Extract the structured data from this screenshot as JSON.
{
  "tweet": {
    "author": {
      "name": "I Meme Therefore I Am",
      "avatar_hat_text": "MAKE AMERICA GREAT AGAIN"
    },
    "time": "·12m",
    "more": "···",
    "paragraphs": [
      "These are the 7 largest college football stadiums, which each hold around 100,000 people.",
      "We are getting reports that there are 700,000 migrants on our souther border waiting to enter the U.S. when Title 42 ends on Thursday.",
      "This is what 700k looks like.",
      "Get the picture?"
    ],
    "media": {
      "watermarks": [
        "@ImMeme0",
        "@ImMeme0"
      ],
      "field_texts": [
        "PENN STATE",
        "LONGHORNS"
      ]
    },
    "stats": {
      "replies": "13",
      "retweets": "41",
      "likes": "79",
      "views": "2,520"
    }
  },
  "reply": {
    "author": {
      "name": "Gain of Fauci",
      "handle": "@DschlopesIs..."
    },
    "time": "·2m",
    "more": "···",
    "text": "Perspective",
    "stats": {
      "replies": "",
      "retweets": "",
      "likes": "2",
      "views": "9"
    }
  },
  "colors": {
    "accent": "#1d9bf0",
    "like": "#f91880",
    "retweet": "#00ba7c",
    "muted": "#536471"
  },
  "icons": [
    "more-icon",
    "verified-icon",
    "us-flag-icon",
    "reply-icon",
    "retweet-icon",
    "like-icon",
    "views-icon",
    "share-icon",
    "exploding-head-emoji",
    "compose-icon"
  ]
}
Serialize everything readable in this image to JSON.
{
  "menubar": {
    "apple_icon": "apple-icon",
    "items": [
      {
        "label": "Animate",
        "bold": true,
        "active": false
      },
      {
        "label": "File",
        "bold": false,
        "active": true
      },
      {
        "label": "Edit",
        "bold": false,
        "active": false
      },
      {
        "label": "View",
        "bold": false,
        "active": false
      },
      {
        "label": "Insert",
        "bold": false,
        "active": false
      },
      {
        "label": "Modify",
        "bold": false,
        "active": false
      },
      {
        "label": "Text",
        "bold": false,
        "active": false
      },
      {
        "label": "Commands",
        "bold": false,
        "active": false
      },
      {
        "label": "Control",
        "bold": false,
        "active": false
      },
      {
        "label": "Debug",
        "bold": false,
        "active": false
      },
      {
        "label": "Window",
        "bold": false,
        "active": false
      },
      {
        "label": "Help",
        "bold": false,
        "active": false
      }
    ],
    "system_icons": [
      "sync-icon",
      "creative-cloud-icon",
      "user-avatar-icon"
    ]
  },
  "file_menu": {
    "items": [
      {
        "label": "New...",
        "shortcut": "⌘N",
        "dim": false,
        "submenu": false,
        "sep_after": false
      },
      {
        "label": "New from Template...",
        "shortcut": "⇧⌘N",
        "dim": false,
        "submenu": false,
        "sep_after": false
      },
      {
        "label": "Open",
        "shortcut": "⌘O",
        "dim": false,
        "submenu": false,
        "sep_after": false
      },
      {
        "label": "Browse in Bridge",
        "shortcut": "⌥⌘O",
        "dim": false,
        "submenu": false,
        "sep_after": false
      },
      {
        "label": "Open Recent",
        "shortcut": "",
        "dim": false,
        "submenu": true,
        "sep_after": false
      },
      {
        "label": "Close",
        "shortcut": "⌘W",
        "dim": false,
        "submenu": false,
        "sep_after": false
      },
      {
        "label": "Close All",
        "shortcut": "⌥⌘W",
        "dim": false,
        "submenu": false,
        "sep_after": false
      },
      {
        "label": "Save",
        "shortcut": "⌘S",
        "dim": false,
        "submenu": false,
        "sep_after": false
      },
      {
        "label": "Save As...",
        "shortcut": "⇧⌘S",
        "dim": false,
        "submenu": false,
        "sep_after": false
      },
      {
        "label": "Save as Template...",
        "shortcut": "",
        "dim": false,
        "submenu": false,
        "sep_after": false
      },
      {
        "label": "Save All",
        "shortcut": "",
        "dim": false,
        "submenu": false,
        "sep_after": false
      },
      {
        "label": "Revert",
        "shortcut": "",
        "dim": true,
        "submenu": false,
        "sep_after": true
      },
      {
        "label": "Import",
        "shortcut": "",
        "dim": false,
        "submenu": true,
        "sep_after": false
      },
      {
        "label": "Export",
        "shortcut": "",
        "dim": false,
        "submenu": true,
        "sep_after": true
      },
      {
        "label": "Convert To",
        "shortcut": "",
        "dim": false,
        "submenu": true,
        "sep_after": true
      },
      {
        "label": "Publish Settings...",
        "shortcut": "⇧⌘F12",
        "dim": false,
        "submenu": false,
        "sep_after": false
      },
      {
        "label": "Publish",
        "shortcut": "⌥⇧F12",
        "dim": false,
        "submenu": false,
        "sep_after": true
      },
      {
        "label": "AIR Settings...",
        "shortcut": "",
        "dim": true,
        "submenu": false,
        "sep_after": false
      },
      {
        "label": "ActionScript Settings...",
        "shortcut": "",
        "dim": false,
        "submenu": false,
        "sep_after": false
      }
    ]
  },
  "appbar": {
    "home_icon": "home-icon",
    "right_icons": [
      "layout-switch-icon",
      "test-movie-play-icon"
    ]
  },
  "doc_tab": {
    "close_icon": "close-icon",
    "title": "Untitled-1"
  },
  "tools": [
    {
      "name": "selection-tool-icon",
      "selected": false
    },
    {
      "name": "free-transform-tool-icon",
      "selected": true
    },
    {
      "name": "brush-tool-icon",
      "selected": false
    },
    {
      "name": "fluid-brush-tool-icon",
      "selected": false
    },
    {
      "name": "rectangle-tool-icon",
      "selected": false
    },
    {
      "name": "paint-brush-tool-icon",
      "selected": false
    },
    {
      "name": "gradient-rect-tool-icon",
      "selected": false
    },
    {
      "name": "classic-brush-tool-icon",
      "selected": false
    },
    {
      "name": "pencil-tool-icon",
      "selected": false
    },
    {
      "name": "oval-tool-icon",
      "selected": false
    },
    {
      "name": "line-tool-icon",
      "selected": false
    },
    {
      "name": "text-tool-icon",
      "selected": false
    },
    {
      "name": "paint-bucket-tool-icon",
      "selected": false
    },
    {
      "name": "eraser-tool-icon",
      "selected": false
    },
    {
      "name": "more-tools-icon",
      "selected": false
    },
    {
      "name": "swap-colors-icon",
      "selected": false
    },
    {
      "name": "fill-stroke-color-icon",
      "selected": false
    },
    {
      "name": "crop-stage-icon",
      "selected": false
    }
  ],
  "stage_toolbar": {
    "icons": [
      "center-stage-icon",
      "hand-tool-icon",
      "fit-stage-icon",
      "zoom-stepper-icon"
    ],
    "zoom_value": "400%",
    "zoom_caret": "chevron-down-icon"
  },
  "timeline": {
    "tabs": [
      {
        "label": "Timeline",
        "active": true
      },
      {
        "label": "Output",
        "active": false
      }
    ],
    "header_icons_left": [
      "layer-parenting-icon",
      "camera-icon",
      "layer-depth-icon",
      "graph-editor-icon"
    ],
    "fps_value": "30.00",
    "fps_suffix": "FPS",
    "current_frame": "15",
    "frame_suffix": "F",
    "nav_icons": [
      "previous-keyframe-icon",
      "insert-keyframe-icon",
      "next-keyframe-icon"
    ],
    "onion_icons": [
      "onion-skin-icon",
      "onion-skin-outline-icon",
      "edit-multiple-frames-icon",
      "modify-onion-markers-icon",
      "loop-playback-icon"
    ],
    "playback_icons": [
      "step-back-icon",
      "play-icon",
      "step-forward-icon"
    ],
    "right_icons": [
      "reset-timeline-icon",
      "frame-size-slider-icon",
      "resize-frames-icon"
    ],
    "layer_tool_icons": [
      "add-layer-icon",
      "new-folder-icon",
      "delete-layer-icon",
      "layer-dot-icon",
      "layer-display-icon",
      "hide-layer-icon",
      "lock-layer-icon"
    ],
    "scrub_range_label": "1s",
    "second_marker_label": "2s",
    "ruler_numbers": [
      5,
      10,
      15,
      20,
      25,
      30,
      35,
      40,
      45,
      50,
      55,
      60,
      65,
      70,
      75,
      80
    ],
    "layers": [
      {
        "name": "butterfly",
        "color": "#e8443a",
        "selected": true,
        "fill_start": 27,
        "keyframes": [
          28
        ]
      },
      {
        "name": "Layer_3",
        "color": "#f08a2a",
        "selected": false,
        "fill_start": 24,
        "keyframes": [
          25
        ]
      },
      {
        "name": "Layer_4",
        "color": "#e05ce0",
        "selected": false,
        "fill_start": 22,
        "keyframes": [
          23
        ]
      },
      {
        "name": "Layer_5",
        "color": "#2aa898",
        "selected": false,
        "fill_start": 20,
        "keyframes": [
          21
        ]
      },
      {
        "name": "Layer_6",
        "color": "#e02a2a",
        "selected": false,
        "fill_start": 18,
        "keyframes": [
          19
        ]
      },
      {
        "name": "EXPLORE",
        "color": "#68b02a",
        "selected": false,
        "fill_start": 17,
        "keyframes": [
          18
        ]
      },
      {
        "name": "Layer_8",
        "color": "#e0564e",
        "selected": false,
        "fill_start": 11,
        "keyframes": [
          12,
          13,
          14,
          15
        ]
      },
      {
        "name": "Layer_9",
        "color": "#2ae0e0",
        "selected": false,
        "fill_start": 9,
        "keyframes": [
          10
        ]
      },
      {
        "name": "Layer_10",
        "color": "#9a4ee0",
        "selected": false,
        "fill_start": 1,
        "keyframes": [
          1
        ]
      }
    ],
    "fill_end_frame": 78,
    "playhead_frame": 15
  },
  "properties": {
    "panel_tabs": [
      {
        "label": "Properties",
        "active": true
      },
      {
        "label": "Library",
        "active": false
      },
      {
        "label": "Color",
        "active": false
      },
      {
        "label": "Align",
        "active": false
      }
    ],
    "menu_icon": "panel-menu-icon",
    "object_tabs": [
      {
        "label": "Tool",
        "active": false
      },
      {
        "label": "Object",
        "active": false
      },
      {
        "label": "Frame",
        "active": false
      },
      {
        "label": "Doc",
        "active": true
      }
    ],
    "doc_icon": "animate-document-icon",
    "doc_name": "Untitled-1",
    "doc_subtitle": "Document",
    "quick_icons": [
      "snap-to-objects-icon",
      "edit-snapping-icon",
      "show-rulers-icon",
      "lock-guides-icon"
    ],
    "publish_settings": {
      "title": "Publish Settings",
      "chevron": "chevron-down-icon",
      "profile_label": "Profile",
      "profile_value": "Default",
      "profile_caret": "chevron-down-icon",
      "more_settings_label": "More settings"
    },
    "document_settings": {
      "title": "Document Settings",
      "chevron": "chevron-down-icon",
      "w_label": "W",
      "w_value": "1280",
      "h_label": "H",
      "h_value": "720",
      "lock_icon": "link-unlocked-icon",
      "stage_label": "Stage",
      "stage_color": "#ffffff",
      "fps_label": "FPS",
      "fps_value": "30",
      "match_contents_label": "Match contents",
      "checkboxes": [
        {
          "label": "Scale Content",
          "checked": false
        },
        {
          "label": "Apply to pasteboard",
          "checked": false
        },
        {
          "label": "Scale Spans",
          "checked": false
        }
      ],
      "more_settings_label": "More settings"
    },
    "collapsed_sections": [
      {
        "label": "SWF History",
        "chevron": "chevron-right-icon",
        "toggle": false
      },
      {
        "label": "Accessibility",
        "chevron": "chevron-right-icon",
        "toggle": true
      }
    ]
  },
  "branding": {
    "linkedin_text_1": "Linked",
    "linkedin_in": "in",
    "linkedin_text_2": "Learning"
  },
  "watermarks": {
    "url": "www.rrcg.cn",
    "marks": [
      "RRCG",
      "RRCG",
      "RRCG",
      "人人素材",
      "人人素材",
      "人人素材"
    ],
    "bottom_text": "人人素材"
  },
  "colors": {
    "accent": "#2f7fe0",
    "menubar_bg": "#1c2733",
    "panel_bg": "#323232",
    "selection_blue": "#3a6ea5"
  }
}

Exercise aim →
Give only the number of lines in the data that include the string "paint".

Solved problem →
2